● GIVEN INSTRUCTION
List each line of the data that holds the string "avevo", please.

(Recorded data)
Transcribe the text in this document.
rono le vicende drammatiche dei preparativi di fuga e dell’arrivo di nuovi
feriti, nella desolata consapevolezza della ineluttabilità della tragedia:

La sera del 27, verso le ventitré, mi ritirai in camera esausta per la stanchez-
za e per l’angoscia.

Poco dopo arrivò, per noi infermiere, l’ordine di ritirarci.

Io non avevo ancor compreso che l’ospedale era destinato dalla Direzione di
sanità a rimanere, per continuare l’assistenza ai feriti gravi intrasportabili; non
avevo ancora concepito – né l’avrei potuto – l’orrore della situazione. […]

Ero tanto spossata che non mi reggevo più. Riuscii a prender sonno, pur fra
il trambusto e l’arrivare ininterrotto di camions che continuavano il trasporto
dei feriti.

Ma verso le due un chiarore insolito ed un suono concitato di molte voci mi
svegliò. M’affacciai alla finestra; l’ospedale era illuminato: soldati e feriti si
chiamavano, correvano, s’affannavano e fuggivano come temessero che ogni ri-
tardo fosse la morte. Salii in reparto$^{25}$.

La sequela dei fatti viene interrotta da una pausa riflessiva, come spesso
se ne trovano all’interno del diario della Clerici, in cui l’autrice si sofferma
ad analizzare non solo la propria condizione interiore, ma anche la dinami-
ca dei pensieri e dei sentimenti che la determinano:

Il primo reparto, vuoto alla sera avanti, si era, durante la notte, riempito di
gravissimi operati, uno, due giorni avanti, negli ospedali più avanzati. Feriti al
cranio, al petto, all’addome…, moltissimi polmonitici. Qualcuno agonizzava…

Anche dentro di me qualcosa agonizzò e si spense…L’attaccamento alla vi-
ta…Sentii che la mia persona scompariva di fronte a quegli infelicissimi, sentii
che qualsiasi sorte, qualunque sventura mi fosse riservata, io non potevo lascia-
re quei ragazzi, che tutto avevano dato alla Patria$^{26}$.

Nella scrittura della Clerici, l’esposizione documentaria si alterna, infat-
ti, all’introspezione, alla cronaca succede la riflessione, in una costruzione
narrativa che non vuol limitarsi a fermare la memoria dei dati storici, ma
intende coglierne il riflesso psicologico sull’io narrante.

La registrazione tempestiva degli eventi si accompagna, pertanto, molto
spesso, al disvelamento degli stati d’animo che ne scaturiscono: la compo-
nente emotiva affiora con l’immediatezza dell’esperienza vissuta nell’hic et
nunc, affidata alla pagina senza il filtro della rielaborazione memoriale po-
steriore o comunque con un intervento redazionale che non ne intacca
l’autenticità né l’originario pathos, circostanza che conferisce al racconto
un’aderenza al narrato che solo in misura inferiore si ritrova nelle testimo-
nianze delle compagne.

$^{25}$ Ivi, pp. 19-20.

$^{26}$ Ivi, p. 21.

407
--
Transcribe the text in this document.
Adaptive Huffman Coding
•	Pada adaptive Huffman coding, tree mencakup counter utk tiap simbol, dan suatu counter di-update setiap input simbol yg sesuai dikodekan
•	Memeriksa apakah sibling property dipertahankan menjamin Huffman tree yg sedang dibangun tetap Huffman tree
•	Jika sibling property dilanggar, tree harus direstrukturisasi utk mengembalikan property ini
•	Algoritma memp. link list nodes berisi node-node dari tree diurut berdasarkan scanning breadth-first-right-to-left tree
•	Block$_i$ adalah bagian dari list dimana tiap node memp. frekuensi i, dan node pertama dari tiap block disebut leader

● RESPONSE
Io non avevo ancor compreso che l’ospedale era destinato dalla Direzione di
avevo ancora concepito – né l’avrei potuto – l’orrore della situazione. […]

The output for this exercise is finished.